RECORDED INFORMATION:
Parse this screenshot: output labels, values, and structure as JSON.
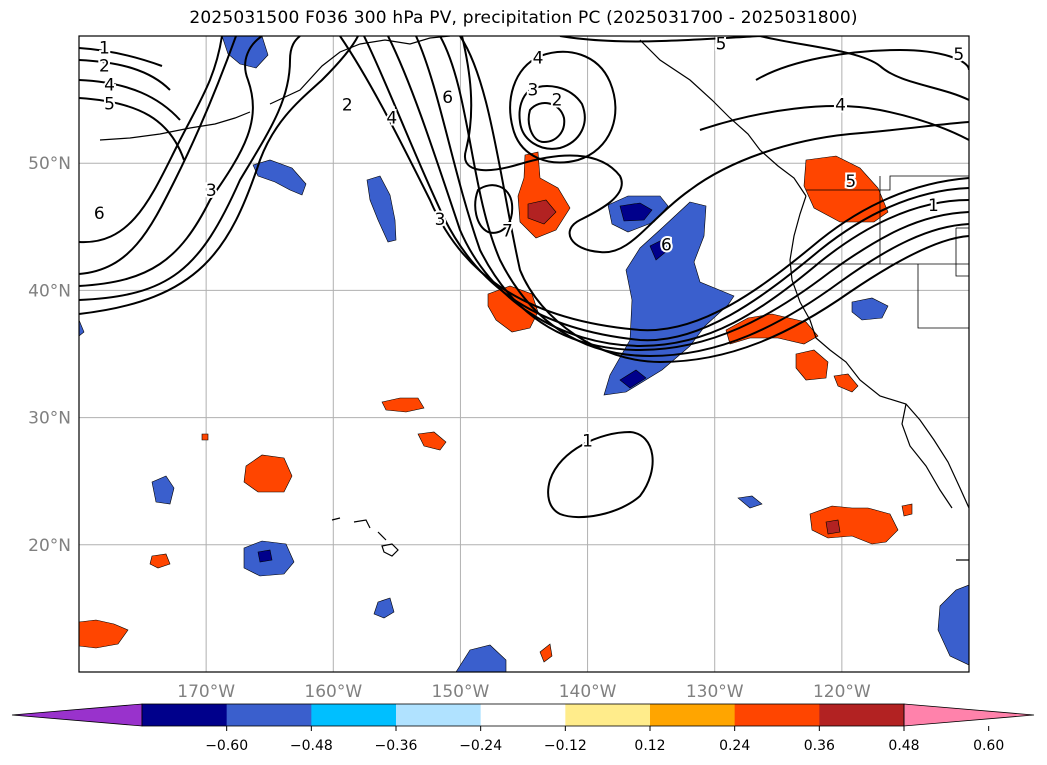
{
  "title": "2025031500 F036 300 hPa PV, precipitation PC (2025031700 - 2025031800)",
  "map": {
    "lon_range": [
      -180,
      -110
    ],
    "lat_range": [
      10,
      60
    ],
    "lon_ticks": [
      {
        "lon": -170,
        "label": "170°W"
      },
      {
        "lon": -160,
        "label": "160°W"
      },
      {
        "lon": -150,
        "label": "150°W"
      },
      {
        "lon": -140,
        "label": "140°W"
      },
      {
        "lon": -130,
        "label": "130°W"
      },
      {
        "lon": -120,
        "label": "120°W"
      }
    ],
    "lat_ticks": [
      {
        "lat": 20,
        "label": "20°N"
      },
      {
        "lat": 30,
        "label": "30°N"
      },
      {
        "lat": 40,
        "label": "40°N"
      },
      {
        "lat": 50,
        "label": "50°N"
      }
    ],
    "tick_label_color": "#808080",
    "grid": true,
    "contour_labels": [
      {
        "text": "1",
        "lon": -178.0,
        "lat": 59.1
      },
      {
        "text": "2",
        "lon": -178.0,
        "lat": 57.7
      },
      {
        "text": "4",
        "lon": -177.6,
        "lat": 56.2
      },
      {
        "text": "5",
        "lon": -177.6,
        "lat": 54.7
      },
      {
        "text": "2",
        "lon": -158.9,
        "lat": 54.6
      },
      {
        "text": "4",
        "lon": -155.4,
        "lat": 53.6
      },
      {
        "text": "6",
        "lon": -151.0,
        "lat": 55.2
      },
      {
        "text": "4",
        "lon": -143.9,
        "lat": 58.3
      },
      {
        "text": "3",
        "lon": -144.3,
        "lat": 55.8
      },
      {
        "text": "2",
        "lon": -142.4,
        "lat": 55.0
      },
      {
        "text": "5",
        "lon": -129.5,
        "lat": 59.4
      },
      {
        "text": "5",
        "lon": -110.8,
        "lat": 58.6
      },
      {
        "text": "4",
        "lon": -120.1,
        "lat": 54.6
      },
      {
        "text": "3",
        "lon": -169.6,
        "lat": 47.9
      },
      {
        "text": "6",
        "lon": -178.4,
        "lat": 46.1
      },
      {
        "text": "3",
        "lon": -151.6,
        "lat": 45.6
      },
      {
        "text": "7",
        "lon": -146.3,
        "lat": 44.7
      },
      {
        "text": "6",
        "lon": -133.8,
        "lat": 43.6
      },
      {
        "text": "5",
        "lon": -119.3,
        "lat": 48.6
      },
      {
        "text": "1",
        "lon": -112.8,
        "lat": 46.7
      },
      {
        "text": "1",
        "lon": -140.0,
        "lat": 28.2
      }
    ]
  },
  "colorbar": {
    "colors": [
      "#9932cc",
      "#00008b",
      "#3a5fcd",
      "#00bfff",
      "#b0e2ff",
      "#ffffff",
      "#ffec8b",
      "#ffa500",
      "#ff4500",
      "#b22222",
      "#ff82ab"
    ],
    "tick_labels": [
      "−0.60",
      "−0.48",
      "−0.36",
      "−0.24",
      "−0.12",
      "0.12",
      "0.24",
      "0.36",
      "0.48",
      "0.60"
    ]
  }
}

REQUIRED TASK: With the pictures omitted, reproduce the records in full and exactly.

FULL SOLUTION:
Parse this screenshot: output labels, values, and structure as JSON.
{
  "title": "2025031500 F036 300 hPa PV, precipitation PC (2025031700 - 2025031800)",
  "map": {
    "lon_range": [
      -180,
      -110
    ],
    "lat_range": [
      10,
      60
    ],
    "lon_ticks": [
      {
        "lon": -170,
        "label": "170°W"
      },
      {
        "lon": -160,
        "label": "160°W"
      },
      {
        "lon": -150,
        "label": "150°W"
      },
      {
        "lon": -140,
        "label": "140°W"
      },
      {
        "lon": -130,
        "label": "130°W"
      },
      {
        "lon": -120,
        "label": "120°W"
      }
    ],
    "lat_ticks": [
      {
        "lat": 20,
        "label": "20°N"
      },
      {
        "lat": 30,
        "label": "30°N"
      },
      {
        "lat": 40,
        "label": "40°N"
      },
      {
        "lat": 50,
        "label": "50°N"
      }
    ],
    "tick_label_color": "#808080",
    "grid": true,
    "contour_labels": [
      {
        "text": "1",
        "lon": -178.0,
        "lat": 59.1
      },
      {
        "text": "2",
        "lon": -178.0,
        "lat": 57.7
      },
      {
        "text": "4",
        "lon": -177.6,
        "lat": 56.2
      },
      {
        "text": "5",
        "lon": -177.6,
        "lat": 54.7
      },
      {
        "text": "2",
        "lon": -158.9,
        "lat": 54.6
      },
      {
        "text": "4",
        "lon": -155.4,
        "lat": 53.6
      },
      {
        "text": "6",
        "lon": -151.0,
        "lat": 55.2
      },
      {
        "text": "4",
        "lon": -143.9,
        "lat": 58.3
      },
      {
        "text": "3",
        "lon": -144.3,
        "lat": 55.8
      },
      {
        "text": "2",
        "lon": -142.4,
        "lat": 55.0
      },
      {
        "text": "5",
        "lon": -129.5,
        "lat": 59.4
      },
      {
        "text": "5",
        "lon": -110.8,
        "lat": 58.6
      },
      {
        "text": "4",
        "lon": -120.1,
        "lat": 54.6
      },
      {
        "text": "3",
        "lon": -169.6,
        "lat": 47.9
      },
      {
        "text": "6",
        "lon": -178.4,
        "lat": 46.1
      },
      {
        "text": "3",
        "lon": -151.6,
        "lat": 45.6
      },
      {
        "text": "7",
        "lon": -146.3,
        "lat": 44.7
      },
      {
        "text": "6",
        "lon": -133.8,
        "lat": 43.6
      },
      {
        "text": "5",
        "lon": -119.3,
        "lat": 48.6
      },
      {
        "text": "1",
        "lon": -112.8,
        "lat": 46.7
      },
      {
        "text": "1",
        "lon": -140.0,
        "lat": 28.2
      }
    ]
  },
  "colorbar": {
    "colors": [
      "#9932cc",
      "#00008b",
      "#3a5fcd",
      "#00bfff",
      "#b0e2ff",
      "#ffffff",
      "#ffec8b",
      "#ffa500",
      "#ff4500",
      "#b22222",
      "#ff82ab"
    ],
    "tick_labels": [
      "−0.60",
      "−0.48",
      "−0.36",
      "−0.24",
      "−0.12",
      "0.12",
      "0.24",
      "0.36",
      "0.48",
      "0.60"
    ]
  }
}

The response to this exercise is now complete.